» THE PROBLEM
Below are some records: retype them all exactly, but not the pictures.

Figure dataset records:
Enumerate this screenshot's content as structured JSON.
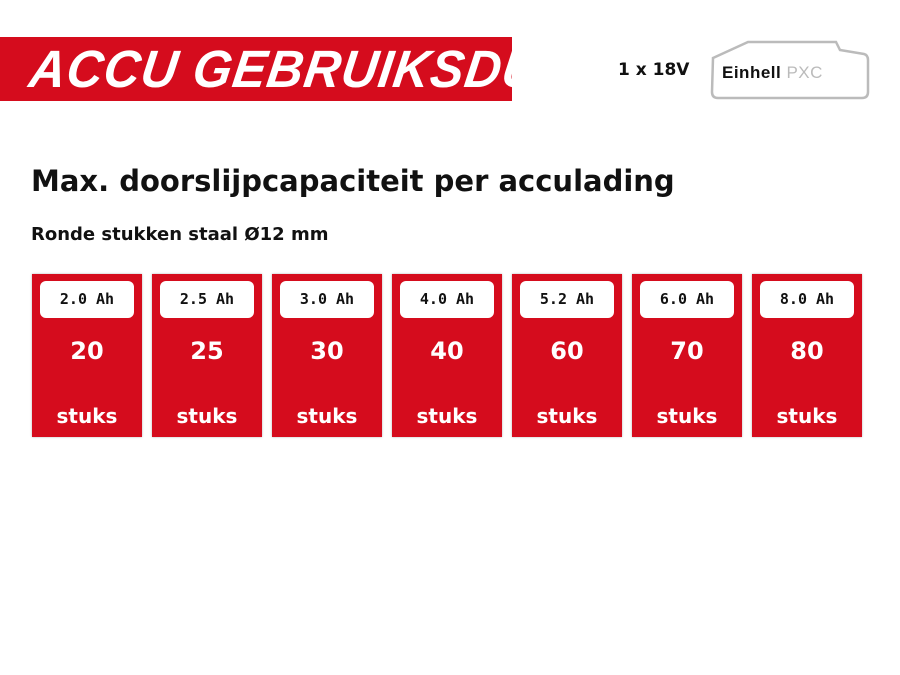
{
  "header": {
    "title": "ACCU GEBRUIKSDUUR",
    "battery_count": "1 x 18V",
    "logo": {
      "brand": "Einhell",
      "system": "PXC"
    }
  },
  "main": {
    "title": "Max. doorslijpcapaciteit per acculading",
    "subtitle": "Ronde stukken staal Ø12 mm",
    "unit": "stuks",
    "cards": [
      {
        "capacity": "2.0 Ah",
        "value": "20"
      },
      {
        "capacity": "2.5 Ah",
        "value": "25"
      },
      {
        "capacity": "3.0 Ah",
        "value": "30"
      },
      {
        "capacity": "4.0 Ah",
        "value": "40"
      },
      {
        "capacity": "5.2 Ah",
        "value": "60"
      },
      {
        "capacity": "6.0 Ah",
        "value": "70"
      },
      {
        "capacity": "8.0 Ah",
        "value": "80"
      }
    ]
  },
  "colors": {
    "accent": "#d50c1d"
  }
}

» TASK ANSWER
Enumerate this screenshot's content as structured JSON.
{
  "header": {
    "title": "ACCU GEBRUIKSDUUR",
    "battery_count": "1 x 18V",
    "logo": {
      "brand": "Einhell",
      "system": "PXC"
    }
  },
  "main": {
    "title": "Max. doorslijpcapaciteit per acculading",
    "subtitle": "Ronde stukken staal Ø12 mm",
    "unit": "stuks",
    "cards": [
      {
        "capacity": "2.0 Ah",
        "value": "20"
      },
      {
        "capacity": "2.5 Ah",
        "value": "25"
      },
      {
        "capacity": "3.0 Ah",
        "value": "30"
      },
      {
        "capacity": "4.0 Ah",
        "value": "40"
      },
      {
        "capacity": "5.2 Ah",
        "value": "60"
      },
      {
        "capacity": "6.0 Ah",
        "value": "70"
      },
      {
        "capacity": "8.0 Ah",
        "value": "80"
      }
    ]
  },
  "colors": {
    "accent": "#d50c1d"
  }
}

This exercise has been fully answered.